▶ **Short task**: What lines of the data include the string "Forecast"? Copy them all.

▶ **Raw data**:
┏━━
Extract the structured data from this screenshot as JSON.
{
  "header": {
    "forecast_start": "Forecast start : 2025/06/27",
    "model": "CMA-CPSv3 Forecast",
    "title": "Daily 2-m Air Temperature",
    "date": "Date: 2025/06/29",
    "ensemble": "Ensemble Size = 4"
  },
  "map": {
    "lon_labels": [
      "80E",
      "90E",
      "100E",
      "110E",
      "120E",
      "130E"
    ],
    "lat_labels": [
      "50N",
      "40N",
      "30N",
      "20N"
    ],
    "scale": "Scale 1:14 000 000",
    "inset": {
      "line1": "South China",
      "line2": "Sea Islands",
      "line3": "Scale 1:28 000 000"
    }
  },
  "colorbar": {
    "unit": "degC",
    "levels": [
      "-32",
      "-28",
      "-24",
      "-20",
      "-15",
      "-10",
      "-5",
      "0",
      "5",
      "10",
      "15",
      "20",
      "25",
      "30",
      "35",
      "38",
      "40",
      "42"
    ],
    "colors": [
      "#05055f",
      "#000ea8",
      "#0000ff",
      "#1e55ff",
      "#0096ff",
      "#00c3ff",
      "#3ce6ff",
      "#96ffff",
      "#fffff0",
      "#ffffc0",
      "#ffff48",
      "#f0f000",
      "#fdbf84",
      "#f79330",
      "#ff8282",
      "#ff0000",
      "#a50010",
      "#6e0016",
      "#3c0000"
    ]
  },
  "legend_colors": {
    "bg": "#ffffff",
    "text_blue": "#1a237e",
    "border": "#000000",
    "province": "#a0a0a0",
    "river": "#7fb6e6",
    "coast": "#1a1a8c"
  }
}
┗━━
▶ **Task output**:
    "forecast_start": "Forecast start : 2025/06/27",
    "model": "CMA-CPSv3 Forecast",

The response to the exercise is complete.